Information provided:
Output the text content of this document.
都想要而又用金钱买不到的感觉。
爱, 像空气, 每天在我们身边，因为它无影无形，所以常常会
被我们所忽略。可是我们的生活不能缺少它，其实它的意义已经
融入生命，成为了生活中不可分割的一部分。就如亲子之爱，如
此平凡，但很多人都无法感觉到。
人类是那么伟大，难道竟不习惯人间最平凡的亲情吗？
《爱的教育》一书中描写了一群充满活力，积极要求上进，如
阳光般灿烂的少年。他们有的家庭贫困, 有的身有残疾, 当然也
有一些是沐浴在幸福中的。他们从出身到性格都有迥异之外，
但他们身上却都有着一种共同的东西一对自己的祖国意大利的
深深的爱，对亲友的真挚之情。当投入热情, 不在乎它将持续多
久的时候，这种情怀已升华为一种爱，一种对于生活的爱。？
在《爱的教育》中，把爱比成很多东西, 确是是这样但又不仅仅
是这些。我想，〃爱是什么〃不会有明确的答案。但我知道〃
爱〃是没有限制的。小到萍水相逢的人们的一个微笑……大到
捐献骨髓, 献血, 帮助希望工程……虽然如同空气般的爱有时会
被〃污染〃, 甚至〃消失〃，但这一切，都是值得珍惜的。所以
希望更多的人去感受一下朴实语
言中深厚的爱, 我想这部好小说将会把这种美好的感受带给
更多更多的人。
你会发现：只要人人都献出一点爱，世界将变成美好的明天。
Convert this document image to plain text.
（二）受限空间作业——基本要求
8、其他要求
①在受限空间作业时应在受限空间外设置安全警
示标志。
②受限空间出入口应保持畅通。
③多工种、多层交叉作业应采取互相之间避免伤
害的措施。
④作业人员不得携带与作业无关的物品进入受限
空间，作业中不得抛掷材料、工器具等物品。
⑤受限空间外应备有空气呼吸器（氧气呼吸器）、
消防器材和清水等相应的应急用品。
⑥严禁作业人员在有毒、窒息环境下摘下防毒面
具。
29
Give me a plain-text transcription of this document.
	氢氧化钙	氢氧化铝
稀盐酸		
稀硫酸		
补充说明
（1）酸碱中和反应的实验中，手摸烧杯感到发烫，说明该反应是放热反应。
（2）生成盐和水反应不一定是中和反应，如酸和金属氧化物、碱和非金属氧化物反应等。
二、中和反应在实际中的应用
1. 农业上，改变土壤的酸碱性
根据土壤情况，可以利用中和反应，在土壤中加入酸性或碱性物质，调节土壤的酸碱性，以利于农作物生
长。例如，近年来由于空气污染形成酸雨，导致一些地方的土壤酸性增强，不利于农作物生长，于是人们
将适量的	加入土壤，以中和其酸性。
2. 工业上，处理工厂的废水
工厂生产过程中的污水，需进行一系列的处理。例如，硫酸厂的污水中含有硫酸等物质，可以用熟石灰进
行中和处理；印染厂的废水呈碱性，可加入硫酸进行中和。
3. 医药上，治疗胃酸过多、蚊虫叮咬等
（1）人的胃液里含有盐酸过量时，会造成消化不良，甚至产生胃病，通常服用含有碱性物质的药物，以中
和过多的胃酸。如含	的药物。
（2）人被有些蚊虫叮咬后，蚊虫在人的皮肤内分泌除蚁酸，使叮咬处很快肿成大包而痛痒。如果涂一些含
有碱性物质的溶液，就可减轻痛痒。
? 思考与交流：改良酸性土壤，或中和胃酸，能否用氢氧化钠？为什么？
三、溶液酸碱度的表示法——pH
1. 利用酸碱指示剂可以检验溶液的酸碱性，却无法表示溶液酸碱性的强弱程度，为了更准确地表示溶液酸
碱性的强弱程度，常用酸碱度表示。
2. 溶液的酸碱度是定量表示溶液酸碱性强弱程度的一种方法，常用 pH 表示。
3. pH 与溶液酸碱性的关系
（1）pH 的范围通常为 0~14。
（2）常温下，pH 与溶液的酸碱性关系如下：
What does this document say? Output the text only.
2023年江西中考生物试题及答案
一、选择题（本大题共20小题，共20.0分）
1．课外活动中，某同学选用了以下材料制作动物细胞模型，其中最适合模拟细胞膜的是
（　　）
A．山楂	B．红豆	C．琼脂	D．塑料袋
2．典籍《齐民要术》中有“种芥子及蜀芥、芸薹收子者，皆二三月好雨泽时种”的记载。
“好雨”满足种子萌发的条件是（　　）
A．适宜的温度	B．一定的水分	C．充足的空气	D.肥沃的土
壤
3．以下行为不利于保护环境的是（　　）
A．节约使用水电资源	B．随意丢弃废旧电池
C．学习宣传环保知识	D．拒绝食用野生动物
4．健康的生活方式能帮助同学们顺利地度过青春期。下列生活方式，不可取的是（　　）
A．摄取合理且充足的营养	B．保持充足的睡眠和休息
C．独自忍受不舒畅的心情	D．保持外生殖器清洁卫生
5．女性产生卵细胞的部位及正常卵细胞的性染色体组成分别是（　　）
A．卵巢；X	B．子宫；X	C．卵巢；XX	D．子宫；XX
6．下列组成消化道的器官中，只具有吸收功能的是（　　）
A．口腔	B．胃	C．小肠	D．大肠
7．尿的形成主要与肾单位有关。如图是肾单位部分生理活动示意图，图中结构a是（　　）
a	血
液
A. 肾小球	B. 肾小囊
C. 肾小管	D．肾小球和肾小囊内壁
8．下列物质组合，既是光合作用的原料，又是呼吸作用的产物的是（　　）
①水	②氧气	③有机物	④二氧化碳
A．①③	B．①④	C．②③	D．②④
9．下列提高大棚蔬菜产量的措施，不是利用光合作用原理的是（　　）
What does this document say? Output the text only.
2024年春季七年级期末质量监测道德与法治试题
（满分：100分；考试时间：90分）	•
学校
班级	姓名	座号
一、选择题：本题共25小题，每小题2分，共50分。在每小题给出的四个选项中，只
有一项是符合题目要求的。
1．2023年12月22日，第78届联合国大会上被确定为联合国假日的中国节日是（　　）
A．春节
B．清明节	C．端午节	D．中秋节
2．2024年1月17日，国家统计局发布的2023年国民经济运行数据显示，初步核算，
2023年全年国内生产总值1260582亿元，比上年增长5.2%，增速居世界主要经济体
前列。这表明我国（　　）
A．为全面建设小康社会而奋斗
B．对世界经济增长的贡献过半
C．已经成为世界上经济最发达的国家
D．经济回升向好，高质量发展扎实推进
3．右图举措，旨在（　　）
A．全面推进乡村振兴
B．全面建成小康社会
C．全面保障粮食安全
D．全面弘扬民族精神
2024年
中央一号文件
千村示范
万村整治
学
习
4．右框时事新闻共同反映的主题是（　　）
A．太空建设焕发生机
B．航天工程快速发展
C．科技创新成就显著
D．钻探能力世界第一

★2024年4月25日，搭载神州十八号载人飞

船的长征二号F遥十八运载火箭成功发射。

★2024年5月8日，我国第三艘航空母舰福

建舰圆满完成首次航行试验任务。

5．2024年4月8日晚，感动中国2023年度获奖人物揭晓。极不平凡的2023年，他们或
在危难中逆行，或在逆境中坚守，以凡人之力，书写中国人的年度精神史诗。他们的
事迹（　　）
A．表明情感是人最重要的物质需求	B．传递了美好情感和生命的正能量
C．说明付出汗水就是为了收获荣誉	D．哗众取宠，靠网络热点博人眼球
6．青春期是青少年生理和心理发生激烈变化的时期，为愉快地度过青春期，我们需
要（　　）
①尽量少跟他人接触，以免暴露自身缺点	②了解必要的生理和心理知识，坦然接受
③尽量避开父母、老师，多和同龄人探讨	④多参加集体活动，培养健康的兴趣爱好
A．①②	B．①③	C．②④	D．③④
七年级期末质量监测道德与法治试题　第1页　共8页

Task prompt:
Quote each line above in full, word for word.

Result for this exercise:
Output the text content of this document.
都想要而又用金钱买不到的感觉。
爱, 像空气, 每天在我们身边，因为它无影无形，所以常常会
被我们所忽略。可是我们的生活不能缺少它，其实它的意义已经
融入生命，成为了生活中不可分割的一部分。就如亲子之爱，如
此平凡，但很多人都无法感觉到。
人类是那么伟大，难道竟不习惯人间最平凡的亲情吗？
《爱的教育》一书中描写了一群充满活力，积极要求上进，如
阳光般灿烂的少年。他们有的家庭贫困, 有的身有残疾, 当然也
有一些是沐浴在幸福中的。他们从出身到性格都有迥异之外，
但他们身上却都有着一种共同的东西一对自己的祖国意大利的
深深的爱，对亲友的真挚之情。当投入热情, 不在乎它将持续多
久的时候，这种情怀已升华为一种爱，一种对于生活的爱。？
在《爱的教育》中，把爱比成很多东西, 确是是这样但又不仅仅
是这些。我想，〃爱是什么〃不会有明确的答案。但我知道〃
爱〃是没有限制的。小到萍水相逢的人们的一个微笑……大到
捐献骨髓, 献血, 帮助希望工程……虽然如同空气般的爱有时会
被〃污染〃, 甚至〃消失〃，但这一切，都是值得珍惜的。所以
希望更多的人去感受一下朴实语
言中深厚的爱, 我想这部好小说将会把这种美好的感受带给
更多更多的人。
你会发现：只要人人都献出一点爱，世界将变成美好的明天。
Convert this document image to plain text.
（二）受限空间作业——基本要求
8、其他要求
①在受限空间作业时应在受限空间外设置安全警
示标志。
②受限空间出入口应保持畅通。
③多工种、多层交叉作业应采取互相之间避免伤
害的措施。
④作业人员不得携带与作业无关的物品进入受限
空间，作业中不得抛掷材料、工器具等物品。
⑤受限空间外应备有空气呼吸器（氧气呼吸器）、
消防器材和清水等相应的应急用品。
⑥严禁作业人员在有毒、窒息环境下摘下防毒面
具。
29
Give me a plain-text transcription of this document.
	氢氧化钙	氢氧化铝
稀盐酸		
稀硫酸		
补充说明
（1）酸碱中和反应的实验中，手摸烧杯感到发烫，说明该反应是放热反应。
（2）生成盐和水反应不一定是中和反应，如酸和金属氧化物、碱和非金属氧化物反应等。
二、中和反应在实际中的应用
1. 农业上，改变土壤的酸碱性
根据土壤情况，可以利用中和反应，在土壤中加入酸性或碱性物质，调节土壤的酸碱性，以利于农作物生
长。例如，近年来由于空气污染形成酸雨，导致一些地方的土壤酸性增强，不利于农作物生长，于是人们
将适量的	加入土壤，以中和其酸性。
2. 工业上，处理工厂的废水
工厂生产过程中的污水，需进行一系列的处理。例如，硫酸厂的污水中含有硫酸等物质，可以用熟石灰进
行中和处理；印染厂的废水呈碱性，可加入硫酸进行中和。
3. 医药上，治疗胃酸过多、蚊虫叮咬等
（1）人的胃液里含有盐酸过量时，会造成消化不良，甚至产生胃病，通常服用含有碱性物质的药物，以中
和过多的胃酸。如含	的药物。
（2）人被有些蚊虫叮咬后，蚊虫在人的皮肤内分泌除蚁酸，使叮咬处很快肿成大包而痛痒。如果涂一些含
有碱性物质的溶液，就可减轻痛痒。
? 思考与交流：改良酸性土壤，或中和胃酸，能否用氢氧化钠？为什么？
三、溶液酸碱度的表示法——pH
1. 利用酸碱指示剂可以检验溶液的酸碱性，却无法表示溶液酸碱性的强弱程度，为了更准确地表示溶液酸
碱性的强弱程度，常用酸碱度表示。
2. 溶液的酸碱度是定量表示溶液酸碱性强弱程度的一种方法，常用 pH 表示。
3. pH 与溶液酸碱性的关系
（1）pH 的范围通常为 0~14。
（2）常温下，pH 与溶液的酸碱性关系如下：
What does this document say? Output the text only.
2023年江西中考生物试题及答案
一、选择题（本大题共20小题，共20.0分）
1．课外活动中，某同学选用了以下材料制作动物细胞模型，其中最适合模拟细胞膜的是
（　　）
A．山楂	B．红豆	C．琼脂	D．塑料袋
2．典籍《齐民要术》中有“种芥子及蜀芥、芸薹收子者，皆二三月好雨泽时种”的记载。
“好雨”满足种子萌发的条件是（　　）
A．适宜的温度	B．一定的水分	C．充足的空气	D.肥沃的土
壤
3．以下行为不利于保护环境的是（　　）
A．节约使用水电资源	B．随意丢弃废旧电池
C．学习宣传环保知识	D．拒绝食用野生动物
4．健康的生活方式能帮助同学们顺利地度过青春期。下列生活方式，不可取的是（　　）
A．摄取合理且充足的营养	B．保持充足的睡眠和休息
C．独自忍受不舒畅的心情	D．保持外生殖器清洁卫生
5．女性产生卵细胞的部位及正常卵细胞的性染色体组成分别是（　　）
A．卵巢；X	B．子宫；X	C．卵巢；XX	D．子宫；XX
6．下列组成消化道的器官中，只具有吸收功能的是（　　）
A．口腔	B．胃	C．小肠	D．大肠
7．尿的形成主要与肾单位有关。如图是肾单位部分生理活动示意图，图中结构a是（　　）
a	血
液
A. 肾小球	B. 肾小囊
C. 肾小管	D．肾小球和肾小囊内壁
8．下列物质组合，既是光合作用的原料，又是呼吸作用的产物的是（　　）
①水	②氧气	③有机物	④二氧化碳
A．①③	B．①④	C．②③	D．②④
9．下列提高大棚蔬菜产量的措施，不是利用光合作用原理的是（　　）
What does this document say? Output the text only.
2024年春季七年级期末质量监测道德与法治试题
（满分：100分；考试时间：90分）	•
学校
班级	姓名	座号
一、选择题：本题共25小题，每小题2分，共50分。在每小题给出的四个选项中，只
有一项是符合题目要求的。
1．2023年12月22日，第78届联合国大会上被确定为联合国假日的中国节日是（　　）
A．春节
B．清明节	C．端午节	D．中秋节
2．2024年1月17日，国家统计局发布的2023年国民经济运行数据显示，初步核算，
2023年全年国内生产总值1260582亿元，比上年增长5.2%，增速居世界主要经济体
前列。这表明我国（　　）
A．为全面建设小康社会而奋斗
B．对世界经济增长的贡献过半
C．已经成为世界上经济最发达的国家
D．经济回升向好，高质量发展扎实推进
3．右图举措，旨在（　　）
A．全面推进乡村振兴
B．全面建成小康社会
C．全面保障粮食安全
D．全面弘扬民族精神
2024年
中央一号文件
千村示范
万村整治
学
习
4．右框时事新闻共同反映的主题是（　　）
A．太空建设焕发生机
B．航天工程快速发展
C．科技创新成就显著
D．钻探能力世界第一

★2024年4月25日，搭载神州十八号载人飞

船的长征二号F遥十八运载火箭成功发射。

★2024年5月8日，我国第三艘航空母舰福

建舰圆满完成首次航行试验任务。

5．2024年4月8日晚，感动中国2023年度获奖人物揭晓。极不平凡的2023年，他们或
在危难中逆行，或在逆境中坚守，以凡人之力，书写中国人的年度精神史诗。他们的
事迹（　　）
A．表明情感是人最重要的物质需求	B．传递了美好情感和生命的正能量
C．说明付出汗水就是为了收获荣誉	D．哗众取宠，靠网络热点博人眼球
6．青春期是青少年生理和心理发生激烈变化的时期，为愉快地度过青春期，我们需
要（　　）
①尽量少跟他人接触，以免暴露自身缺点	②了解必要的生理和心理知识，坦然接受
③尽量避开父母、老师，多和同龄人探讨	④多参加集体活动，培养健康的兴趣爱好
A．①②	B．①③	C．②④	D．③④
七年级期末质量监测道德与法治试题　第1页　共8页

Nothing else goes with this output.